● **AIM**
Find every line in the records below that holds the word "this", and copy it out.

● **SOURCE MATERIAL**
***
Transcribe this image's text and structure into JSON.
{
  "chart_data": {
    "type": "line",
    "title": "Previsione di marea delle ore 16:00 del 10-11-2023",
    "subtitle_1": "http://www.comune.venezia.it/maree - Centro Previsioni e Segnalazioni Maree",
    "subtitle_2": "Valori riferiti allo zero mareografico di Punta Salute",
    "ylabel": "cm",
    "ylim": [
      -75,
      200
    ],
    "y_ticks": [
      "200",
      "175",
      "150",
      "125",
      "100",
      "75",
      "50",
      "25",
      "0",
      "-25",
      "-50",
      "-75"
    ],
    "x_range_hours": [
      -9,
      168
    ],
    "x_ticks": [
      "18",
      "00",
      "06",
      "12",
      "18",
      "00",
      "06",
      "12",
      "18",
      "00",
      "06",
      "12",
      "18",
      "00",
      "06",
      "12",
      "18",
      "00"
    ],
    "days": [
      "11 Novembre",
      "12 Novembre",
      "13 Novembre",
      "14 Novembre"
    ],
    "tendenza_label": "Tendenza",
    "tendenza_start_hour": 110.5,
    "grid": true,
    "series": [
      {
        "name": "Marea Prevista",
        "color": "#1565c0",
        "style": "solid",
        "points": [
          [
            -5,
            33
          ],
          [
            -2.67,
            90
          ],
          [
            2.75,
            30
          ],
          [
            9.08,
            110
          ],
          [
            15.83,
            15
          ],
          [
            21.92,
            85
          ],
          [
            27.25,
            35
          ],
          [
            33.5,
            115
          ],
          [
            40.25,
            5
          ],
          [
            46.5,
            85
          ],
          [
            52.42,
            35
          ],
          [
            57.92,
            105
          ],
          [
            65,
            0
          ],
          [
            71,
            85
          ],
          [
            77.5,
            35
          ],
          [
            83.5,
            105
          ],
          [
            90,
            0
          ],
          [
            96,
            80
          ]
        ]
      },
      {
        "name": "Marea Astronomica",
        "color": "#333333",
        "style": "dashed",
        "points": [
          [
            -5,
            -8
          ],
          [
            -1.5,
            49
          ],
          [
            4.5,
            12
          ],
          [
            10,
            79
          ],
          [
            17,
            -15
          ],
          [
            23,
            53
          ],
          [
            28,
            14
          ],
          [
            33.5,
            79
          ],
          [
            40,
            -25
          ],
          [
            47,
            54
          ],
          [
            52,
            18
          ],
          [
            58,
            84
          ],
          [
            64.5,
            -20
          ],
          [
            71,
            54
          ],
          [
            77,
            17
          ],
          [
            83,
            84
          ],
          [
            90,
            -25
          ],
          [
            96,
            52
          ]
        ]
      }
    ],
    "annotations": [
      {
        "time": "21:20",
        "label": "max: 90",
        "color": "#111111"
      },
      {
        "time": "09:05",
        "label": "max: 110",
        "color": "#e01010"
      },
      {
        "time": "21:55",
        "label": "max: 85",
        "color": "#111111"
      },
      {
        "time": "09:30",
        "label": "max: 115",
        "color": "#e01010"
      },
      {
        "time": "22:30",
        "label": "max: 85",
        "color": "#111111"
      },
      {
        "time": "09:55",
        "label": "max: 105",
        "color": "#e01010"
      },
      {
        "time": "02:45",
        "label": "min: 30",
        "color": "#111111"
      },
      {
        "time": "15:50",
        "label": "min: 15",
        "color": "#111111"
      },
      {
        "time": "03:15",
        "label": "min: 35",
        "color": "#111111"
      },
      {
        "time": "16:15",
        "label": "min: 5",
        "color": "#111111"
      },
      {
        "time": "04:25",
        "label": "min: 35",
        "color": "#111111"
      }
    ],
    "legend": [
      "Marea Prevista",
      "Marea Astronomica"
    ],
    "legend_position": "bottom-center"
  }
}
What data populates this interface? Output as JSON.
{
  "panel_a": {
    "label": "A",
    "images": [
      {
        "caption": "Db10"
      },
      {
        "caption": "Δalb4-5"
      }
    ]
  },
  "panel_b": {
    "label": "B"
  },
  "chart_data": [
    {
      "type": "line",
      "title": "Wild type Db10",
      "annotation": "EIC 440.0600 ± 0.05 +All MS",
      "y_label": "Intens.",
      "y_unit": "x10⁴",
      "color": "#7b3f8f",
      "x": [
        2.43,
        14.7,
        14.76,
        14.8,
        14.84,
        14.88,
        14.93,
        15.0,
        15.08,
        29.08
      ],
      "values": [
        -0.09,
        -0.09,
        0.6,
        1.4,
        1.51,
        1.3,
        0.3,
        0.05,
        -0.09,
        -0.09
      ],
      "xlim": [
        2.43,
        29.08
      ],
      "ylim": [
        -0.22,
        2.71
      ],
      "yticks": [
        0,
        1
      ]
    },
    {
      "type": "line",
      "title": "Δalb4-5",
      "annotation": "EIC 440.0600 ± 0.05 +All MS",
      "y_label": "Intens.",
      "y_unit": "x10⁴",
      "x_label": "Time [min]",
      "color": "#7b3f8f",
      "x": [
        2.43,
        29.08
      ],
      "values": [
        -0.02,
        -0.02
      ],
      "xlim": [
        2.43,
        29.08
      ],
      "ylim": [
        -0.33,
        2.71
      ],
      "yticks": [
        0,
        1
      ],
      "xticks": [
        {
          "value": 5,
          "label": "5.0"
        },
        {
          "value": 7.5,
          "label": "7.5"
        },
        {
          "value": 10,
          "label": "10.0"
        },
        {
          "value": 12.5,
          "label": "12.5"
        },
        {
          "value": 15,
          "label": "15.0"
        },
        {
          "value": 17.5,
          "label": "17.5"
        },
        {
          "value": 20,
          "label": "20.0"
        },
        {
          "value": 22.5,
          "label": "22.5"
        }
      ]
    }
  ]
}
***
● **RESULT**
Transcribe this image's text and structure into JSON.
What data populates this interface? Output as JSON.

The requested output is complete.